**What is needed**
Answer these questions from the excerpt on medical waste handling and hepatitis B:
1. What does the excerpt call a significant occupational hazard in health care settings?
2. Which model was used to calculate the pooled odds ratios and confidence intervals?
3. According to which scale was quality assessment conducted?

The aim of this study was to investigate the association between medical waste handling and HBV infection by conducting a meta-analysis of available evidence” Arafa and Eshak (2019).
Background: Hepatitis B virus (HBV) infection is a significant occupational hazard in health care settings and represents a public health concern. The aim of this study was to investigate the association between medical waste handling and HBV infection by conducting a meta-analysis of available evidence.
Methods: Pooled odds ratios (ORs) and confidence intervals (CIs) of the included studies were calculated, using the random-effects model, for medical waste handlers versus non-medical waste handlers. Publication bias was detected using the regression test for funnel plot asymmetry, and quality assessment was conducted according to the Newcastle-Ottawa Scale.

**Entries provided**
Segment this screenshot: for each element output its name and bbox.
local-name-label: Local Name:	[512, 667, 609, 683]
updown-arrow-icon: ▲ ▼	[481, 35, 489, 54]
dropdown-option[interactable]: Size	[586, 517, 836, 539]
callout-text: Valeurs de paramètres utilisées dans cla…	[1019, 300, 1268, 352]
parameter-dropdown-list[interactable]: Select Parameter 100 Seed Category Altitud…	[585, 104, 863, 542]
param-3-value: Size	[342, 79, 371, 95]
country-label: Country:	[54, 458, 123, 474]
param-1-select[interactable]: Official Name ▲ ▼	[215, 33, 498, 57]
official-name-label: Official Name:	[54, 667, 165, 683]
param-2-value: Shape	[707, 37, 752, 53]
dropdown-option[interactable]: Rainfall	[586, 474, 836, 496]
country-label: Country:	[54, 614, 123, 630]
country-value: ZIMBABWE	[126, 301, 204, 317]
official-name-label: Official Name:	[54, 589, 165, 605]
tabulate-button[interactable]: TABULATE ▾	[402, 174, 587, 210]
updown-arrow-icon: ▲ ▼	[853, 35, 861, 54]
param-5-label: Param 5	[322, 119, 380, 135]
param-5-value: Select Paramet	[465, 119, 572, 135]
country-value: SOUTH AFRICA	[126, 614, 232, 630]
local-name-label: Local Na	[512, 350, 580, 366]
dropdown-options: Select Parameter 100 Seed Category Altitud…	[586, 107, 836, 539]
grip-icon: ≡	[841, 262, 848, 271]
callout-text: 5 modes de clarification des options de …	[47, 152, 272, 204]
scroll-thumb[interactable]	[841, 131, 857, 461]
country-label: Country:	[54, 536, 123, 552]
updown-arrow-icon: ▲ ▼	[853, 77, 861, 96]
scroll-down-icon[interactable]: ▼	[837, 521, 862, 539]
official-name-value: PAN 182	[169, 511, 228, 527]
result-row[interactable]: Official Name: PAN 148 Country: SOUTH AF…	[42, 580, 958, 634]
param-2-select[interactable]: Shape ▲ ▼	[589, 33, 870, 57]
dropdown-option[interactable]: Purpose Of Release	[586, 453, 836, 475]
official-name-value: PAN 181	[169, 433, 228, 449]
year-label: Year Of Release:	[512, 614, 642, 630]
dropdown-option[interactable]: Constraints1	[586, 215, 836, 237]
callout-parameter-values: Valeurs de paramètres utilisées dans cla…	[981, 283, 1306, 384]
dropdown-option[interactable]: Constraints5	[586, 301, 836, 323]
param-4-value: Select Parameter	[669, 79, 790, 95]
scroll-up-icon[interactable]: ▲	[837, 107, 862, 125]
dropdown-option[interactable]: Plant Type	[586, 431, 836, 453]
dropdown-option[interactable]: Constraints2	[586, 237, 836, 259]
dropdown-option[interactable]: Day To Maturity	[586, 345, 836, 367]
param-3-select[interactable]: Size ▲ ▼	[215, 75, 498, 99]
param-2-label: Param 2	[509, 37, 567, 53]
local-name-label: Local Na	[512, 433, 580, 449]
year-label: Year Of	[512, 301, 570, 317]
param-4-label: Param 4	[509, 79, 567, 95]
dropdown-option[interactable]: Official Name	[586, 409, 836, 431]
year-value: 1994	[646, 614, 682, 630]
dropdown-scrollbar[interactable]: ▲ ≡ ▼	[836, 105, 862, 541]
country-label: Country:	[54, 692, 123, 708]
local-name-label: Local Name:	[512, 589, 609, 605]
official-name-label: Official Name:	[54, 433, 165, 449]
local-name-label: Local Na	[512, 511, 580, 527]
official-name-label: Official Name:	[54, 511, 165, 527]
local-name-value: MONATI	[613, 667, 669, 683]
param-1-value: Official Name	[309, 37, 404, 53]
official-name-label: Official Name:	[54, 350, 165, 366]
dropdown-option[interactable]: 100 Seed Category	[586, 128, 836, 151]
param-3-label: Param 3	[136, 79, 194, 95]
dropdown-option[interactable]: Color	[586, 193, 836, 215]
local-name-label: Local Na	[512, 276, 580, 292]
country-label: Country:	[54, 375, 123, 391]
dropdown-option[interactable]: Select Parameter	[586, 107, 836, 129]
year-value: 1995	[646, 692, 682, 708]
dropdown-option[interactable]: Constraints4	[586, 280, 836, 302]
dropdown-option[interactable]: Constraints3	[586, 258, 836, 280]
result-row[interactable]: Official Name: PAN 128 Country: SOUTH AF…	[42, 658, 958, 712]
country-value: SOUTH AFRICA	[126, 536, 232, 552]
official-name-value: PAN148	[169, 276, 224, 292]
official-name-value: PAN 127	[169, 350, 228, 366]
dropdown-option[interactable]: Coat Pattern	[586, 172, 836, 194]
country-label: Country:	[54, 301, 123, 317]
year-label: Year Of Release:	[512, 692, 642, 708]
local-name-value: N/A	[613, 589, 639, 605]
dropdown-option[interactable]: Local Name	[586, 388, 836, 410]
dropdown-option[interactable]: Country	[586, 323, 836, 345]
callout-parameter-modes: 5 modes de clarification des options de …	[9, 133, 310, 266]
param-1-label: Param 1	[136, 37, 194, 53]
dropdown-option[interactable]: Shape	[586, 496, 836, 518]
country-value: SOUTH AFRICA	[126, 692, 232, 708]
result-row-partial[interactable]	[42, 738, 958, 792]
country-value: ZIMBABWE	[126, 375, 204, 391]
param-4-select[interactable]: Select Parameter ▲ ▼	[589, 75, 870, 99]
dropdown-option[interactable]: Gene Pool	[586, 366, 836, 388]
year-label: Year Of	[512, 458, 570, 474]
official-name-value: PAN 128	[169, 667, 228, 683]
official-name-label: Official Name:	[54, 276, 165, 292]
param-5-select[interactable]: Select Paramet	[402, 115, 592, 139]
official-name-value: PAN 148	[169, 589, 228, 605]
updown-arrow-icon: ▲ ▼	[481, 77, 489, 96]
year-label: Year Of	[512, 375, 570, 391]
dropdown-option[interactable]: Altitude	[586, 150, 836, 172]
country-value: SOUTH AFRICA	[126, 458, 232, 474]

**Written solution**
1. Hepatitis B virus (HBV) infection.
2. The random-effects model.
3. The Newcastle-Ottawa Scale.